## START Listed entries

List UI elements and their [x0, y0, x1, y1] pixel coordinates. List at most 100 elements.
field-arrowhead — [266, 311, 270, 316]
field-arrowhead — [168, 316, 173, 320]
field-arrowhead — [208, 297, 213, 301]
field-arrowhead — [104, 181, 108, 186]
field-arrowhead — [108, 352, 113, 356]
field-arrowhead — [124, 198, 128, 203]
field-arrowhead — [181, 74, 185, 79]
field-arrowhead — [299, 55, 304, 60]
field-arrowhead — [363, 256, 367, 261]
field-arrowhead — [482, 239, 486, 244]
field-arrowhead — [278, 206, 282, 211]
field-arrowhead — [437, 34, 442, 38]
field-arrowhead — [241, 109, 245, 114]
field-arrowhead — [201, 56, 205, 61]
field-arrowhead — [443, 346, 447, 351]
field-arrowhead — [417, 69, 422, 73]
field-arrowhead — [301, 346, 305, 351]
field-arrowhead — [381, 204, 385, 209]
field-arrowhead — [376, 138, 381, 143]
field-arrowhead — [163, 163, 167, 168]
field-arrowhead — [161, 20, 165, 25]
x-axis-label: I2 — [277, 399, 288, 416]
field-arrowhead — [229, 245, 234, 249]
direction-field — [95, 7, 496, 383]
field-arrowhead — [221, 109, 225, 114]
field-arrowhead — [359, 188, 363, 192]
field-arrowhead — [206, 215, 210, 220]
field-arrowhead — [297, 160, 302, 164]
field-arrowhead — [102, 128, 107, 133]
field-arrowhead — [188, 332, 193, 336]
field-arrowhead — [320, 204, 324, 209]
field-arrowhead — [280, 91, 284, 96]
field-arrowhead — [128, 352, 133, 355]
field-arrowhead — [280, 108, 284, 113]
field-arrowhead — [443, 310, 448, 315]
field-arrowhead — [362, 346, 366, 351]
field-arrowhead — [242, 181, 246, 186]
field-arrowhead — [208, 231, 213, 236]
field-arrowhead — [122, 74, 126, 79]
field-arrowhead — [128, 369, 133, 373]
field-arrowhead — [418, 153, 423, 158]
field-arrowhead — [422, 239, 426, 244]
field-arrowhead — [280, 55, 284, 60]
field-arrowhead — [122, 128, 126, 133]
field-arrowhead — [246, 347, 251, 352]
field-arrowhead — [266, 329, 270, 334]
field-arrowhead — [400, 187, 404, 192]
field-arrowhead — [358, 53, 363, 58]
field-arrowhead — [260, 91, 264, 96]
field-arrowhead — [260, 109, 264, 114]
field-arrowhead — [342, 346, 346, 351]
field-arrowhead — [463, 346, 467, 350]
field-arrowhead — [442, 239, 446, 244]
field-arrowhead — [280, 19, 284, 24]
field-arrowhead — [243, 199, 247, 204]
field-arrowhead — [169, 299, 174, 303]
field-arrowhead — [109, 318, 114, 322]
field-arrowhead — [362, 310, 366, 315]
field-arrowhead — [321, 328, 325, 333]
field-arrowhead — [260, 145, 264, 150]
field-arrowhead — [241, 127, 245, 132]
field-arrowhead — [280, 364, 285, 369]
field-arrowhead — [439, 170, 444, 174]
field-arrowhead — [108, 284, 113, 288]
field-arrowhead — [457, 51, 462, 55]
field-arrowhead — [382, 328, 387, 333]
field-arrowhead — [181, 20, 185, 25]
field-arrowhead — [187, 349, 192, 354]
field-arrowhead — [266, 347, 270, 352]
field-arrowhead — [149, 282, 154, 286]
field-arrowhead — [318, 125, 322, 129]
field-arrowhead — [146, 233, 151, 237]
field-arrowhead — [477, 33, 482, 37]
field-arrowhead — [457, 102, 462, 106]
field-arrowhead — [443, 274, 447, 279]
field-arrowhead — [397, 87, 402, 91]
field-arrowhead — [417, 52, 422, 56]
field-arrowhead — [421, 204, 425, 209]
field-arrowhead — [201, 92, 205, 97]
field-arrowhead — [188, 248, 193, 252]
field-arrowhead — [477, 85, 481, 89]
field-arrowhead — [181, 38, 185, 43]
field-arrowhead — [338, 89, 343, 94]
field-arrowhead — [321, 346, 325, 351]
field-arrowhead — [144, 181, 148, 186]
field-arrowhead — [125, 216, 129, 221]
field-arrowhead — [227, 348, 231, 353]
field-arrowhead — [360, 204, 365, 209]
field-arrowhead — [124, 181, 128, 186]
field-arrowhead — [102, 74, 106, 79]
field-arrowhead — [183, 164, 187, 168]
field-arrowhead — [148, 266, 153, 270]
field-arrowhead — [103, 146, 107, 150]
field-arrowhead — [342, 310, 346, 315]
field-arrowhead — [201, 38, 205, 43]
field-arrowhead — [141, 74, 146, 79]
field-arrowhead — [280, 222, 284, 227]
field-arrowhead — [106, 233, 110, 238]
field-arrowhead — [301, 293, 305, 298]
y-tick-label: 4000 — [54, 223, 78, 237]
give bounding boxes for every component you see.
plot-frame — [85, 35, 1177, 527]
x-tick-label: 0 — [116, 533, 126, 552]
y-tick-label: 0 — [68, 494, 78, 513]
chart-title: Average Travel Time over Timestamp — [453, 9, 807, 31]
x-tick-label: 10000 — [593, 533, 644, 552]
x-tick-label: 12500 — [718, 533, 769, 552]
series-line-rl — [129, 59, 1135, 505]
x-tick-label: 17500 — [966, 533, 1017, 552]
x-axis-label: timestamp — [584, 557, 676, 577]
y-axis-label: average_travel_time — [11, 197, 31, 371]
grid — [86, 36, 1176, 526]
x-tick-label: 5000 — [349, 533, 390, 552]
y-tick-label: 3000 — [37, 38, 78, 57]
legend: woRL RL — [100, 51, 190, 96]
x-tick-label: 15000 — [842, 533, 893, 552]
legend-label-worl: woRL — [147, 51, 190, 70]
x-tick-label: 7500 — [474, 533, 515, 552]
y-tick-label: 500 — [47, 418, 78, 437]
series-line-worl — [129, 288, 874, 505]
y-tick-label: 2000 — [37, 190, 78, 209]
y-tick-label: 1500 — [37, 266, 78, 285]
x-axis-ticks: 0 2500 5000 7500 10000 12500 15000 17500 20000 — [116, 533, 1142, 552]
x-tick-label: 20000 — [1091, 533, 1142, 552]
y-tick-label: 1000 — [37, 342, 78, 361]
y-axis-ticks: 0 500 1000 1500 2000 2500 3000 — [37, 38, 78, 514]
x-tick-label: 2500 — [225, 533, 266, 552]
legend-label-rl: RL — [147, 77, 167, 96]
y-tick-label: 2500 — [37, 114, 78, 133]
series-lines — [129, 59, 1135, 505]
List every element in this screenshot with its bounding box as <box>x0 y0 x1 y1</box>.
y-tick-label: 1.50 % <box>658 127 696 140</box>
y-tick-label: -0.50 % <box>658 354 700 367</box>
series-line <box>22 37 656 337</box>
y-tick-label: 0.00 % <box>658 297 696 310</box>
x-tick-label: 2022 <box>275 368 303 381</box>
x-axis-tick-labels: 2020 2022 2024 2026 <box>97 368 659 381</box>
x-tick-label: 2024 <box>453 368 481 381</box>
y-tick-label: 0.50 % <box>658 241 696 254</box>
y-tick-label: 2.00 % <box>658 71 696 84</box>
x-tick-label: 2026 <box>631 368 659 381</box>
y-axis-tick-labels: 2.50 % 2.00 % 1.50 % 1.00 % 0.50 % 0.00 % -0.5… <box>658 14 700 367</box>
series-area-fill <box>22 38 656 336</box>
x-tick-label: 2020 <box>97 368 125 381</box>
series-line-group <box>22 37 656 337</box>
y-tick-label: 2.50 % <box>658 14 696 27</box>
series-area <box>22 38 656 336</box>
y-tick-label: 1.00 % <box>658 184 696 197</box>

## END Listed entries

▶ **Your instructions**
Can you revise the records, starting at the first line and ending at the line that contains "field-arrowhead — [163, 163, 167, 168]", so that "field-arrowhead" reads "vector-arrow" and all else stays the same, giving back only those lines?

▶ **Task result**
List UI elements and their [x0, y0, x1, y1] pixel coordinates. List at most 100 elements.
vector-arrow — [266, 311, 270, 316]
vector-arrow — [168, 316, 173, 320]
vector-arrow — [208, 297, 213, 301]
vector-arrow — [104, 181, 108, 186]
vector-arrow — [108, 352, 113, 356]
vector-arrow — [124, 198, 128, 203]
vector-arrow — [181, 74, 185, 79]
vector-arrow — [299, 55, 304, 60]
vector-arrow — [363, 256, 367, 261]
vector-arrow — [482, 239, 486, 244]
vector-arrow — [278, 206, 282, 211]
vector-arrow — [437, 34, 442, 38]
vector-arrow — [241, 109, 245, 114]
vector-arrow — [201, 56, 205, 61]
vector-arrow — [443, 346, 447, 351]
vector-arrow — [417, 69, 422, 73]
vector-arrow — [301, 346, 305, 351]
vector-arrow — [381, 204, 385, 209]
vector-arrow — [376, 138, 381, 143]
vector-arrow — [163, 163, 167, 168]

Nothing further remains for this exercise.